Raw records

* * * * *

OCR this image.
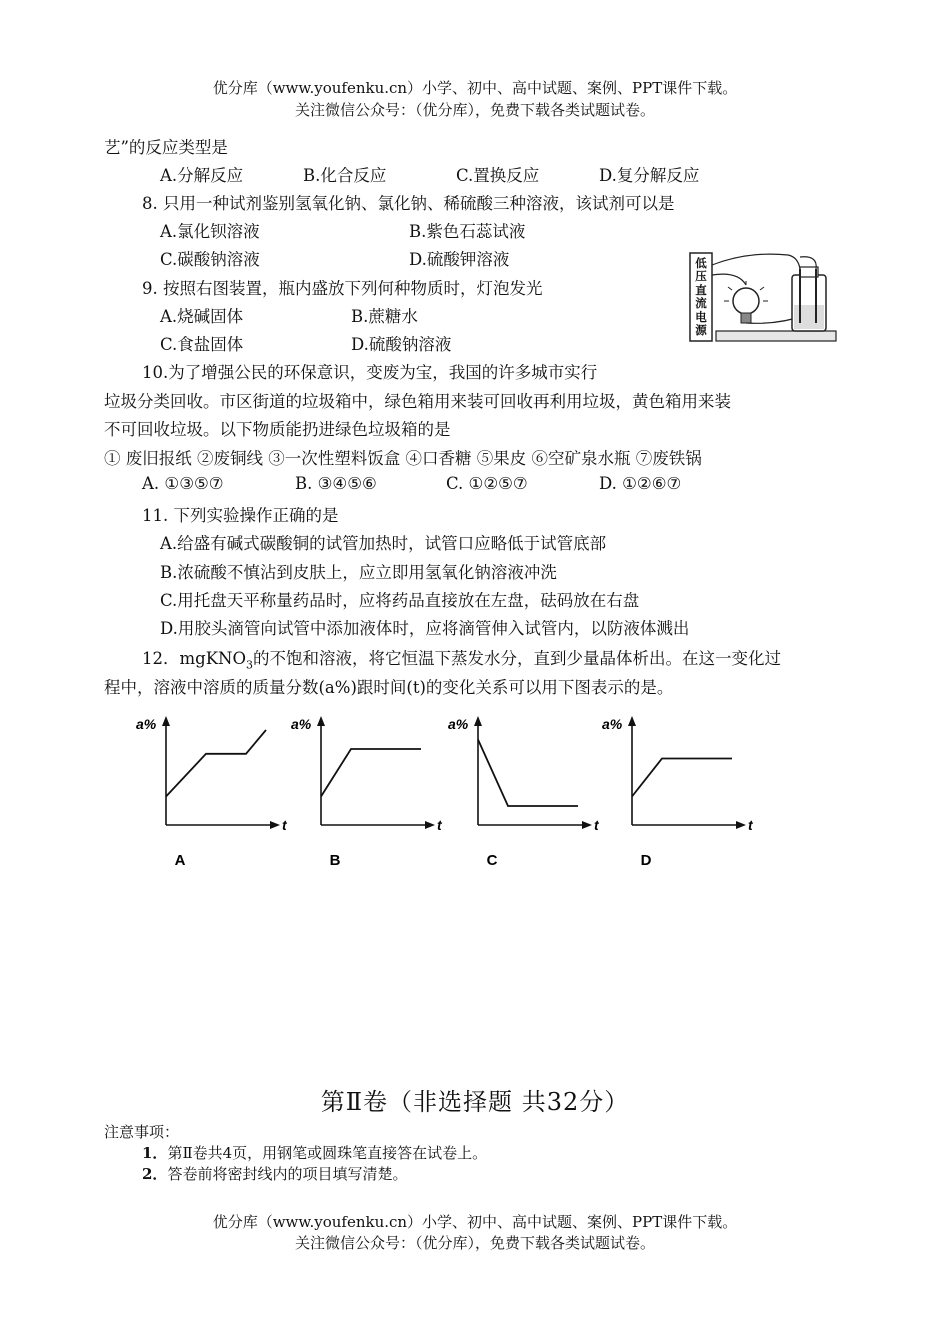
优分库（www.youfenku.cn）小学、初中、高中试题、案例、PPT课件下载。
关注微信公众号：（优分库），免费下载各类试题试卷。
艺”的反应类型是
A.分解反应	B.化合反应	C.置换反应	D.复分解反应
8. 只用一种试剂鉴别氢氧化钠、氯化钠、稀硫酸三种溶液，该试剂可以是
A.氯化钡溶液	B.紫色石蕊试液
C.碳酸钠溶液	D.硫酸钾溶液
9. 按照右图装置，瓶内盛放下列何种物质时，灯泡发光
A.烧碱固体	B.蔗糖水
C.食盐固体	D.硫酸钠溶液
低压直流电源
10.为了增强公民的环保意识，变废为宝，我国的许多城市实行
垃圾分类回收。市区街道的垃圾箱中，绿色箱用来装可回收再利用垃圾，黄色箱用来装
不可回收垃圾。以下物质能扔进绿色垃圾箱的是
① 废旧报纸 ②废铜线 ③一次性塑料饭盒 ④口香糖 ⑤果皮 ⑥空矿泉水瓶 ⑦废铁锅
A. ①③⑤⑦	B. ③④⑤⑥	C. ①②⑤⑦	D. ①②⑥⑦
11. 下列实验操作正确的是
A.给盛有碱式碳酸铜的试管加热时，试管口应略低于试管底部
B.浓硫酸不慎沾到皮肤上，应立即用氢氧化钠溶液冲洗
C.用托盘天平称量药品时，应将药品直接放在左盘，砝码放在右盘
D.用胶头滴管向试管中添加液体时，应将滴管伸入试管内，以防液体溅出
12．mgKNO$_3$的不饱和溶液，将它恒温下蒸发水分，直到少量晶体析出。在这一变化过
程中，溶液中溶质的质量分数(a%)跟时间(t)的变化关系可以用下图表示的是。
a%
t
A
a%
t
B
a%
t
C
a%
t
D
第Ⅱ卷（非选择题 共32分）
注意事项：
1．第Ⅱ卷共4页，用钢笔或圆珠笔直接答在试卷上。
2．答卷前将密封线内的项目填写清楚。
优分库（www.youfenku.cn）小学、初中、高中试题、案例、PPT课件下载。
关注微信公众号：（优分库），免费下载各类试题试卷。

* * * * *

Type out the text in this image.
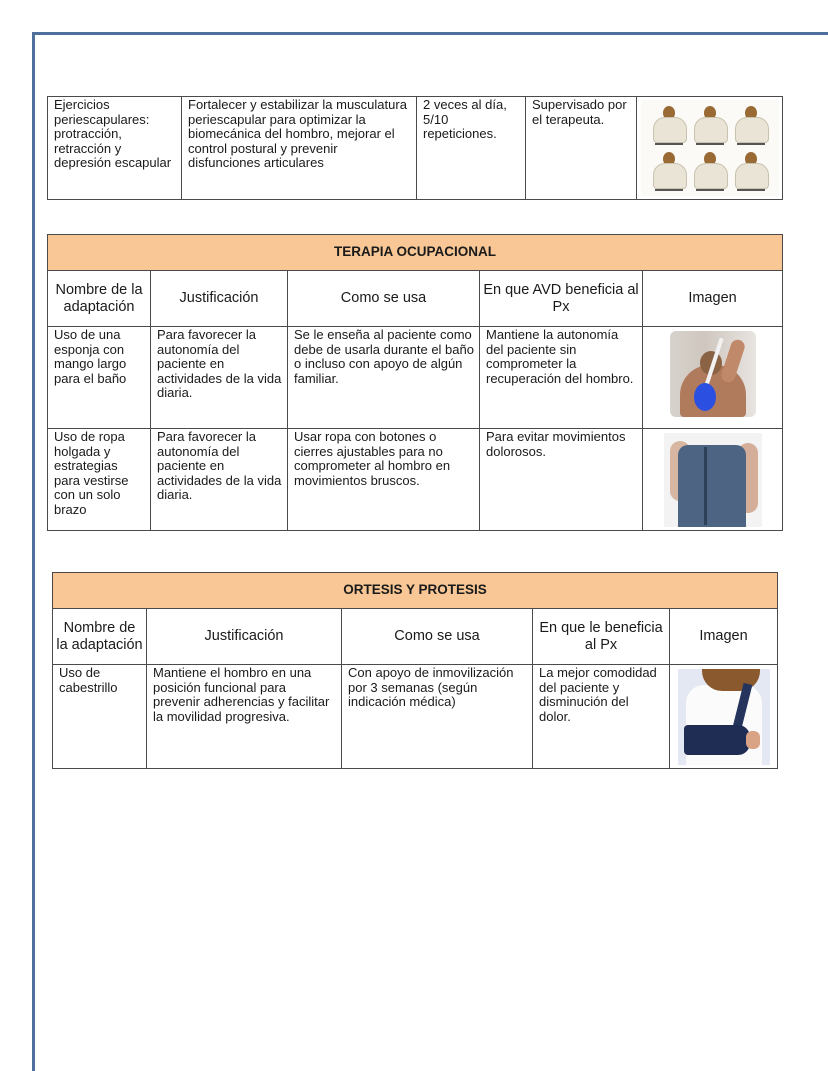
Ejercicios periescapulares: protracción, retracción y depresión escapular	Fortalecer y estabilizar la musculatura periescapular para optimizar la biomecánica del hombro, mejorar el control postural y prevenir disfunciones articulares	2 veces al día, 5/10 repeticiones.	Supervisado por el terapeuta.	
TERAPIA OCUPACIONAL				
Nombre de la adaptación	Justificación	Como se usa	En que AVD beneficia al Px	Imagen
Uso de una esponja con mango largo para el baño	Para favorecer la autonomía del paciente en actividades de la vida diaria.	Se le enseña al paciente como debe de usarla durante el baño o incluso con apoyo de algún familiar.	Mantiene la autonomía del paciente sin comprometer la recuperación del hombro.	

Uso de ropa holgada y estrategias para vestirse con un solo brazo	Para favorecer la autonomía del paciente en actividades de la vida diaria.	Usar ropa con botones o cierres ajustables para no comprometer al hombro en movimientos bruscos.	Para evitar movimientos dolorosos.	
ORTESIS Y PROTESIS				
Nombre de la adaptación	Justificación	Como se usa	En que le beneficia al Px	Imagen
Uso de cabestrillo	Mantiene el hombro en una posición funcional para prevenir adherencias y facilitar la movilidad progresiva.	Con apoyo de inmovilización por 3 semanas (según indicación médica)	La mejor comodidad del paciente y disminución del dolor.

* * * * *

▸ **EXERCISE BRIEF**:
From the entries above, copy every line where the word "adaptación" shows up.

▸ **ANSWER TO THIS TASK**:
Nombre de la adaptación	Justificación	Como se usa	En que AVD beneficia al Px	Imagen
Nombre de la adaptación	Justificación	Como se usa	En que le beneficia al Px	Imagen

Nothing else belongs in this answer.